_Record set_

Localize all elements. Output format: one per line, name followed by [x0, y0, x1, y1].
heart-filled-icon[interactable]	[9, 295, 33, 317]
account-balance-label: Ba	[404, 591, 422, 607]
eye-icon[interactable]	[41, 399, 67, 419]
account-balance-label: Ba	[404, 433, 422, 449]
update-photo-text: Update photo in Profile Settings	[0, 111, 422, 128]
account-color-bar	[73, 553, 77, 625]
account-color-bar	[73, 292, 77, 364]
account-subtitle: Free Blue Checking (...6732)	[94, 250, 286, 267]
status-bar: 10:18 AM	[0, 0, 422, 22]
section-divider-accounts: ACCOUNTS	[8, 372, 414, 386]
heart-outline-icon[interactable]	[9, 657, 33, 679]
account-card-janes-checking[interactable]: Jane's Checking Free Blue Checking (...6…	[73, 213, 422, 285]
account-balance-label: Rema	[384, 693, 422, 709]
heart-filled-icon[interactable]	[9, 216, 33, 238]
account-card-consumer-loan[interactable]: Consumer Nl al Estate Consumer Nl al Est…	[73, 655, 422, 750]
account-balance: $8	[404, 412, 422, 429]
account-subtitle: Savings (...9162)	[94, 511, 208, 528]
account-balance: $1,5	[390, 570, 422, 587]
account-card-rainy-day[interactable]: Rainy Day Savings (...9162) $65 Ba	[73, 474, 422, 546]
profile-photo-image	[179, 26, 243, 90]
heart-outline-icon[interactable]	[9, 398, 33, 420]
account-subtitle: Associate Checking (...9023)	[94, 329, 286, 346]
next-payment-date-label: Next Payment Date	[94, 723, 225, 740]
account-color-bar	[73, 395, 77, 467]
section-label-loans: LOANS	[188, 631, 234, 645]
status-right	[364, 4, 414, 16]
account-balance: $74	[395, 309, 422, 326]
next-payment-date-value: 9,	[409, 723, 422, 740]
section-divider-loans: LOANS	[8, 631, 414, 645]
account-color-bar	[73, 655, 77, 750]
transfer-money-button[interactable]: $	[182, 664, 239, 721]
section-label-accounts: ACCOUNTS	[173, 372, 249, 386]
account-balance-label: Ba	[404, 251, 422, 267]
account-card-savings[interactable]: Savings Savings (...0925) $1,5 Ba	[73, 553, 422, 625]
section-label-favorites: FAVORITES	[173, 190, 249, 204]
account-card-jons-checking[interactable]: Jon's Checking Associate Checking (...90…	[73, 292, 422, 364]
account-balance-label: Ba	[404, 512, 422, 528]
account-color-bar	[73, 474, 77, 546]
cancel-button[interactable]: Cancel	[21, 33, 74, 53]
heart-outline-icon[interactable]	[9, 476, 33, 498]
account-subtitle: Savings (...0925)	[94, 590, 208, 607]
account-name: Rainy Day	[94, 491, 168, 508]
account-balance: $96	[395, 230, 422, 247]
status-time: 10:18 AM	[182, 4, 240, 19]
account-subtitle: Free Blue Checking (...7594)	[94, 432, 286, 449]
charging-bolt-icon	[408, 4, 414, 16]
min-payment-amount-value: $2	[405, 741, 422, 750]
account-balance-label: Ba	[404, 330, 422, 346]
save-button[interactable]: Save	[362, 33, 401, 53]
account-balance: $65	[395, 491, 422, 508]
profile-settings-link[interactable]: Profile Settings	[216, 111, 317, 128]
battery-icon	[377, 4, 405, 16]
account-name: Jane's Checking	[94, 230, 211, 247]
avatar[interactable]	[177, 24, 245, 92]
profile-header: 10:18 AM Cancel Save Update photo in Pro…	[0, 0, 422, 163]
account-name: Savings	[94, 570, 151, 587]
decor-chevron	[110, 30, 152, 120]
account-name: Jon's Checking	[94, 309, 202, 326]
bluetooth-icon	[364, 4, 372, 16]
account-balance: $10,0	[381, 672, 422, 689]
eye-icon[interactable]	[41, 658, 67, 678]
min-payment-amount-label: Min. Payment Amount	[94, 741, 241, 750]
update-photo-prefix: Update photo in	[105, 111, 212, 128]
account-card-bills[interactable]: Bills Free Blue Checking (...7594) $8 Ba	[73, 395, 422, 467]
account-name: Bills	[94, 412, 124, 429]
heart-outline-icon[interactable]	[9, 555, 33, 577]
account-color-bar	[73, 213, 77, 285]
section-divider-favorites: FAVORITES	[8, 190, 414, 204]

_Required task_
Please rewrite the records above with "Rainy Day" changed to "Emergency Fund" everywhere, keeping everything else the same.

_Solution_
Localize all elements. Output format: one per line, name followed by [x0, y0, x1, y1].
heart-filled-icon[interactable]	[9, 295, 33, 317]
account-balance-label: Ba	[404, 591, 422, 607]
eye-icon[interactable]	[41, 399, 67, 419]
account-balance-label: Ba	[404, 433, 422, 449]
update-photo-text: Update photo in Profile Settings	[0, 111, 422, 128]
account-color-bar	[73, 553, 77, 625]
account-color-bar	[73, 292, 77, 364]
account-subtitle: Free Blue Checking (...6732)	[94, 250, 286, 267]
status-bar: 10:18 AM	[0, 0, 422, 22]
section-divider-accounts: ACCOUNTS	[8, 372, 414, 386]
heart-outline-icon[interactable]	[9, 657, 33, 679]
account-card-janes-checking[interactable]: Jane's Checking Free Blue Checking (...6…	[73, 213, 422, 285]
account-balance-label: Rema	[384, 693, 422, 709]
heart-filled-icon[interactable]	[9, 216, 33, 238]
account-card-consumer-loan[interactable]: Consumer Nl al Estate Consumer Nl al Est…	[73, 655, 422, 750]
account-balance: $8	[404, 412, 422, 429]
account-subtitle: Savings (...9162)	[94, 511, 208, 528]
account-balance: $1,5	[390, 570, 422, 587]
account-card-rainy-day[interactable]: Emergency Fund Savings (...9162) $65 Ba	[73, 474, 422, 546]
profile-photo-image	[179, 26, 243, 90]
heart-outline-icon[interactable]	[9, 398, 33, 420]
account-subtitle: Associate Checking (...9023)	[94, 329, 286, 346]
next-payment-date-label: Next Payment Date	[94, 723, 225, 740]
account-color-bar	[73, 395, 77, 467]
section-label-loans: LOANS	[188, 631, 234, 645]
status-right	[364, 4, 414, 16]
account-balance: $74	[395, 309, 422, 326]
next-payment-date-value: 9,	[409, 723, 422, 740]
section-divider-loans: LOANS	[8, 631, 414, 645]
account-color-bar	[73, 655, 77, 750]
transfer-money-button[interactable]: $	[182, 664, 239, 721]
section-label-accounts: ACCOUNTS	[173, 372, 249, 386]
account-balance-label: Ba	[404, 251, 422, 267]
account-card-savings[interactable]: Savings Savings (...0925) $1,5 Ba	[73, 553, 422, 625]
section-label-favorites: FAVORITES	[173, 190, 249, 204]
account-card-jons-checking[interactable]: Jon's Checking Associate Checking (...90…	[73, 292, 422, 364]
account-balance-label: Ba	[404, 512, 422, 528]
account-color-bar	[73, 474, 77, 546]
cancel-button[interactable]: Cancel	[21, 33, 74, 53]
heart-outline-icon[interactable]	[9, 476, 33, 498]
account-subtitle: Savings (...0925)	[94, 590, 208, 607]
account-name: Emergency Fund	[94, 491, 168, 508]
account-balance: $96	[395, 230, 422, 247]
status-time: 10:18 AM	[182, 4, 240, 19]
account-subtitle: Free Blue Checking (...7594)	[94, 432, 286, 449]
charging-bolt-icon	[408, 4, 414, 16]
min-payment-amount-value: $2	[405, 741, 422, 750]
account-balance-label: Ba	[404, 330, 422, 346]
save-button[interactable]: Save	[362, 33, 401, 53]
account-balance: $65	[395, 491, 422, 508]
profile-settings-link[interactable]: Profile Settings	[216, 111, 317, 128]
battery-icon	[377, 4, 405, 16]
account-name: Jane's Checking	[94, 230, 211, 247]
avatar[interactable]	[177, 24, 245, 92]
profile-header: 10:18 AM Cancel Save Update photo in Pro…	[0, 0, 422, 163]
account-name: Savings	[94, 570, 151, 587]
decor-chevron	[110, 30, 152, 120]
account-name: Jon's Checking	[94, 309, 202, 326]
bluetooth-icon	[364, 4, 372, 16]
account-balance: $10,0	[381, 672, 422, 689]
eye-icon[interactable]	[41, 658, 67, 678]
min-payment-amount-label: Min. Payment Amount	[94, 741, 241, 750]
update-photo-prefix: Update photo in	[105, 111, 212, 128]
account-card-bills[interactable]: Bills Free Blue Checking (...7594) $8 Ba	[73, 395, 422, 467]
account-name: Bills	[94, 412, 124, 429]
heart-outline-icon[interactable]	[9, 555, 33, 577]
account-color-bar	[73, 213, 77, 285]
section-divider-favorites: FAVORITES	[8, 190, 414, 204]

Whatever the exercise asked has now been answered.